((

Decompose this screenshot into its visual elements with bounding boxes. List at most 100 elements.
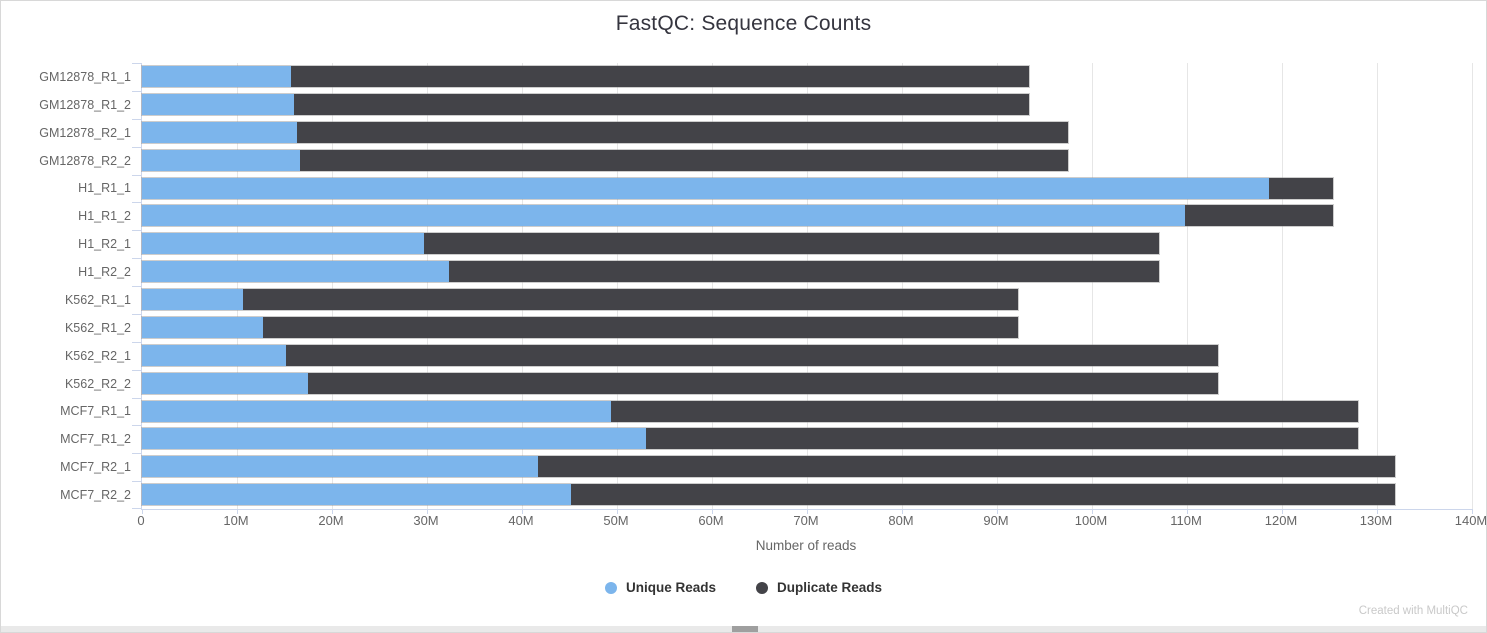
y-axis-tick — [132, 258, 142, 260]
legend-label-unique-reads: Unique Reads — [625, 580, 716, 595]
stacked-bar — [142, 149, 1069, 171]
duplicate-reads-segment[interactable] — [299, 149, 1069, 171]
unique-reads-segment[interactable] — [142, 177, 1269, 199]
stacked-bar — [142, 233, 1160, 255]
unique-reads-segment[interactable] — [142, 121, 297, 143]
y-axis-label: GM12878_R1_1 — [39, 69, 131, 84]
bar-row — [142, 63, 1472, 91]
y-axis-tick — [132, 63, 142, 64]
bar-row — [142, 175, 1472, 203]
y-axis-tick — [132, 369, 142, 371]
x-axis-tick-label: 110M — [1170, 513, 1202, 528]
x-axis-tick-label: 130M — [1359, 513, 1393, 528]
bar-row — [142, 147, 1472, 175]
duplicate-reads-segment[interactable] — [291, 66, 1030, 87]
bar-row — [142, 342, 1472, 370]
unique-reads-segment[interactable] — [142, 233, 425, 255]
stacked-bar — [142, 289, 1018, 310]
x-axis-tick-label: 90M — [983, 513, 1009, 528]
duplicate-reads-segment[interactable] — [646, 428, 1358, 450]
bar-row — [142, 314, 1472, 342]
bar-row — [142, 453, 1472, 481]
y-axis-label: K562_R2_2 — [64, 376, 131, 391]
stacked-bar — [142, 66, 1030, 87]
bar-row — [142, 258, 1472, 286]
x-axis-tick-label: 70M — [793, 513, 819, 528]
unique-reads-segment[interactable] — [142, 372, 309, 394]
y-axis-tick — [132, 481, 142, 483]
y-axis-label: H1_R1_1 — [78, 181, 131, 196]
y-axis-label: H1_R1_2 — [78, 209, 131, 224]
multiqc-credit: Created with MultiQC — [1358, 605, 1468, 617]
duplicate-reads-segment[interactable] — [286, 344, 1219, 366]
unique-reads-segment[interactable] — [142, 205, 1186, 227]
x-axis-tick-label: 140M — [1454, 513, 1487, 528]
y-axis-label: MCF7_R2_1 — [60, 460, 131, 475]
unique-reads-segment[interactable] — [142, 344, 287, 366]
duplicate-reads-segment[interactable] — [242, 289, 1018, 310]
unique-reads-segment[interactable] — [142, 66, 292, 87]
duplicate-reads-segment[interactable] — [424, 233, 1160, 255]
stacked-bar — [142, 456, 1396, 478]
bar-row — [142, 202, 1472, 230]
unique-reads-swatch-icon — [604, 581, 617, 594]
unique-reads-segment[interactable] — [142, 316, 263, 338]
x-axis-tick-label: 80M — [888, 513, 914, 528]
plot-area — [132, 63, 1473, 514]
legend-item-unique-reads[interactable]: Unique Reads — [604, 580, 716, 595]
bar-row — [142, 286, 1472, 314]
x-axis-tick-label: 60M — [698, 513, 724, 528]
x-axis-tick — [1376, 509, 1378, 514]
x-axis-tick — [1186, 509, 1188, 514]
unique-reads-segment[interactable] — [142, 428, 647, 450]
duplicate-reads-segment[interactable] — [294, 93, 1030, 115]
x-axis-tick-label: 10M — [223, 513, 249, 528]
duplicate-reads-segment[interactable] — [538, 456, 1396, 478]
y-axis-label: MCF7_R1_2 — [60, 432, 131, 447]
bar-row — [142, 398, 1472, 426]
horizontal-scrollbar-thumb[interactable] — [732, 626, 758, 632]
unique-reads-segment[interactable] — [142, 289, 243, 310]
unique-reads-segment[interactable] — [142, 149, 300, 171]
x-axis-tick-label: 20M — [318, 513, 344, 528]
x-axis-tick — [616, 509, 618, 514]
gridline — [1376, 63, 1378, 509]
stacked-bar — [142, 316, 1018, 338]
x-axis-tick — [1471, 509, 1473, 514]
gridline — [711, 63, 713, 509]
x-axis-tick-label: 0 — [137, 513, 145, 528]
unique-reads-segment[interactable] — [142, 400, 612, 422]
gridline — [331, 63, 333, 509]
y-axis-tick — [132, 397, 142, 399]
unique-reads-segment[interactable] — [142, 93, 294, 115]
gridline — [1091, 63, 1093, 509]
x-axis-tick — [711, 509, 713, 514]
duplicate-reads-segment[interactable] — [571, 484, 1396, 506]
horizontal-scrollbar-track[interactable] — [1, 626, 1486, 632]
y-axis-tick — [132, 341, 142, 343]
y-axis-label: MCF7_R2_2 — [60, 488, 131, 503]
y-axis-tick — [132, 453, 142, 455]
bar-row — [142, 370, 1472, 398]
duplicate-reads-segment[interactable] — [611, 400, 1358, 422]
stacked-bar — [142, 93, 1030, 115]
unique-reads-segment[interactable] — [142, 484, 572, 506]
duplicate-reads-segment[interactable] — [1185, 205, 1334, 227]
duplicate-reads-segment[interactable] — [448, 261, 1160, 283]
legend-label-duplicate-reads: Duplicate Reads — [776, 580, 883, 595]
unique-reads-segment[interactable] — [142, 261, 449, 283]
bar-row — [142, 119, 1472, 147]
y-axis-label: GM12878_R2_2 — [39, 153, 131, 168]
legend-item-duplicate-reads[interactable]: Duplicate Reads — [755, 580, 883, 595]
y-axis-tick — [132, 230, 142, 232]
x-axis-tick-label: 30M — [413, 513, 439, 528]
duplicate-reads-segment[interactable] — [296, 121, 1069, 143]
legend: Unique Reads Duplicate Reads — [1, 580, 1486, 595]
duplicate-reads-segment[interactable] — [1268, 177, 1334, 199]
unique-reads-segment[interactable] — [142, 456, 539, 478]
x-axis-tick-label: 50M — [603, 513, 629, 528]
duplicate-reads-segment[interactable] — [262, 316, 1018, 338]
duplicate-reads-segment[interactable] — [308, 372, 1219, 394]
y-axis-tick — [132, 118, 142, 120]
y-axis-label: K562_R1_1 — [64, 292, 131, 307]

))

[TASK DESCRIPTION]:
Which lines in the data above contain the string "scrollbar", counting only matches with the same case? Gather each of those lines in full.

[COMPLETE OUTPUT]:
horizontal-scrollbar-thumb[interactable] — [732, 626, 758, 632]
horizontal-scrollbar-track[interactable] — [1, 626, 1486, 632]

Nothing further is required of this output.